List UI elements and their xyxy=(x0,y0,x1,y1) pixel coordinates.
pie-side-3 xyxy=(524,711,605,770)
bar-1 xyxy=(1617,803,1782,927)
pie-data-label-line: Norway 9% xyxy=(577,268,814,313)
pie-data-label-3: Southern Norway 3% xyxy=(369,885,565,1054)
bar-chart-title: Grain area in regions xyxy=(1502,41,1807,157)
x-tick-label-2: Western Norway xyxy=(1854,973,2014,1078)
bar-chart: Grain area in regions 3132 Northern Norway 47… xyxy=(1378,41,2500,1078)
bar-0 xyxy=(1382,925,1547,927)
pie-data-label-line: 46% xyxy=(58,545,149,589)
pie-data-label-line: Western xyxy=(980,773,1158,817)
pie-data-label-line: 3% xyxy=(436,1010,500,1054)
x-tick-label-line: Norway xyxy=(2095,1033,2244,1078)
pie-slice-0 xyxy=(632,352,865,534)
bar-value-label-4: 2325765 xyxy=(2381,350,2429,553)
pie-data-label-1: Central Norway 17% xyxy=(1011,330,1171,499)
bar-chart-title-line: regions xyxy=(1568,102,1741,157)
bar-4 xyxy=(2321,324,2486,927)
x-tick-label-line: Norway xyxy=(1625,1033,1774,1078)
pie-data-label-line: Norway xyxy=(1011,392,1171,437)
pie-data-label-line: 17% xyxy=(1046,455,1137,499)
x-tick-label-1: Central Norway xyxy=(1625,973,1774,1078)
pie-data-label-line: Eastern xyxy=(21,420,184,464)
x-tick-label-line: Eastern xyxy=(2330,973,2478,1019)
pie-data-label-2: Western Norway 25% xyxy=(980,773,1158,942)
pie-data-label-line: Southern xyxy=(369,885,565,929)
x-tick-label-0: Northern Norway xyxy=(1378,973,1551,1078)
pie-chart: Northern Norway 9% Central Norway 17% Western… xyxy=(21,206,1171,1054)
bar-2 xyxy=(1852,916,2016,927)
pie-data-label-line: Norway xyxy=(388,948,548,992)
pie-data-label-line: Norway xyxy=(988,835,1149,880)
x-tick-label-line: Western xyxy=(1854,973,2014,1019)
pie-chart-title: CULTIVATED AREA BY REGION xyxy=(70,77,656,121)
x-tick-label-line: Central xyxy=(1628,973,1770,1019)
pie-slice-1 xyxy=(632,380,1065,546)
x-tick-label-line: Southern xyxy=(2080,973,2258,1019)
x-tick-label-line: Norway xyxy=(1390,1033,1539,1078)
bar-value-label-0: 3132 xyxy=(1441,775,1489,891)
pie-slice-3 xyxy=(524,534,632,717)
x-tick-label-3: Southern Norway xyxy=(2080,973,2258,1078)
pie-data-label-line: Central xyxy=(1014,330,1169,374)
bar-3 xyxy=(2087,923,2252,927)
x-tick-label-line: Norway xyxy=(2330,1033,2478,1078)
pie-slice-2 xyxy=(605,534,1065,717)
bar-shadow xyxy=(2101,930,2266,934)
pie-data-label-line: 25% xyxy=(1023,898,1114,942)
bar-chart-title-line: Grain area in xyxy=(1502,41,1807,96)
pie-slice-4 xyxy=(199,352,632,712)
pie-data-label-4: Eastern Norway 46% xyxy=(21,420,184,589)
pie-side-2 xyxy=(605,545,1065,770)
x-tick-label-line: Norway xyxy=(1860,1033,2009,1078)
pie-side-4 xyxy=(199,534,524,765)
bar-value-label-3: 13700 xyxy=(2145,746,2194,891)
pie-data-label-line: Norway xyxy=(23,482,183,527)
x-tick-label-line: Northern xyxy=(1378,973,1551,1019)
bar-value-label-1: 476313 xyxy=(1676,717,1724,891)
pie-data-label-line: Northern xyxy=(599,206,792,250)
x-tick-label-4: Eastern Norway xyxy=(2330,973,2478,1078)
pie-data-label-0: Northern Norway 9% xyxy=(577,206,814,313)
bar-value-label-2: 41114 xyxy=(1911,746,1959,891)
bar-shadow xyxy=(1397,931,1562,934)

☆ ☆ ☆ ☆

Rewrite all of the lines above with each "Southern" changed to "South" and nothing else altered.

▸ Exercise result:
List UI elements and their xyxy=(x0,y0,x1,y1) pixel coordinates.
pie-side-3 xyxy=(524,711,605,770)
bar-1 xyxy=(1617,803,1782,927)
pie-data-label-line: Norway 9% xyxy=(577,268,814,313)
pie-data-label-3: South Norway 3% xyxy=(369,885,565,1054)
bar-chart-title: Grain area in regions xyxy=(1502,41,1807,157)
x-tick-label-2: Western Norway xyxy=(1854,973,2014,1078)
bar-chart: Grain area in regions 3132 Northern Norway 47… xyxy=(1378,41,2500,1078)
bar-0 xyxy=(1382,925,1547,927)
pie-data-label-line: 46% xyxy=(58,545,149,589)
pie-data-label-line: Western xyxy=(980,773,1158,817)
pie-data-label-line: 3% xyxy=(436,1010,500,1054)
x-tick-label-line: Norway xyxy=(2095,1033,2244,1078)
pie-slice-0 xyxy=(632,352,865,534)
bar-value-label-4: 2325765 xyxy=(2381,350,2429,553)
pie-data-label-1: Central Norway 17% xyxy=(1011,330,1171,499)
bar-chart-title-line: regions xyxy=(1568,102,1741,157)
bar-4 xyxy=(2321,324,2486,927)
x-tick-label-line: Norway xyxy=(1625,1033,1774,1078)
pie-data-label-line: Norway xyxy=(1011,392,1171,437)
pie-data-label-line: 17% xyxy=(1046,455,1137,499)
x-tick-label-1: Central Norway xyxy=(1625,973,1774,1078)
pie-data-label-line: Eastern xyxy=(21,420,184,464)
x-tick-label-line: Eastern xyxy=(2330,973,2478,1019)
pie-data-label-2: Western Norway 25% xyxy=(980,773,1158,942)
pie-data-label-line: South xyxy=(369,885,565,929)
x-tick-label-0: Northern Norway xyxy=(1378,973,1551,1078)
pie-chart: Northern Norway 9% Central Norway 17% Western… xyxy=(21,206,1171,1054)
bar-2 xyxy=(1852,916,2016,927)
pie-data-label-line: Norway xyxy=(388,948,548,992)
pie-data-label-line: Norway xyxy=(988,835,1149,880)
x-tick-label-line: Western xyxy=(1854,973,2014,1019)
pie-chart-title: CULTIVATED AREA BY REGION xyxy=(70,77,656,121)
x-tick-label-line: Central xyxy=(1628,973,1770,1019)
pie-slice-1 xyxy=(632,380,1065,546)
x-tick-label-line: South xyxy=(2080,973,2258,1019)
x-tick-label-line: Norway xyxy=(1390,1033,1539,1078)
bar-value-label-0: 3132 xyxy=(1441,775,1489,891)
pie-slice-3 xyxy=(524,534,632,717)
x-tick-label-3: South Norway xyxy=(2080,973,2258,1078)
pie-data-label-line: Central xyxy=(1014,330,1169,374)
bar-3 xyxy=(2087,923,2252,927)
x-tick-label-line: Norway xyxy=(2330,1033,2478,1078)
pie-slice-2 xyxy=(605,534,1065,717)
bar-shadow xyxy=(2101,930,2266,934)
pie-data-label-line: 25% xyxy=(1023,898,1114,942)
bar-chart-title-line: Grain area in xyxy=(1502,41,1807,96)
pie-slice-4 xyxy=(199,352,632,712)
pie-data-label-4: Eastern Norway 46% xyxy=(21,420,184,589)
pie-side-2 xyxy=(605,545,1065,770)
x-tick-label-line: Norway xyxy=(1860,1033,2009,1078)
pie-side-4 xyxy=(199,534,524,765)
bar-value-label-3: 13700 xyxy=(2145,746,2194,891)
pie-data-label-line: Norway xyxy=(23,482,183,527)
x-tick-label-line: Northern xyxy=(1378,973,1551,1019)
bar-value-label-1: 476313 xyxy=(1676,717,1724,891)
pie-data-label-line: Northern xyxy=(599,206,792,250)
x-tick-label-4: Eastern Norway xyxy=(2330,973,2478,1078)
pie-data-label-0: Northern Norway 9% xyxy=(577,206,814,313)
bar-value-label-2: 41114 xyxy=(1911,746,1959,891)
bar-shadow xyxy=(1397,931,1562,934)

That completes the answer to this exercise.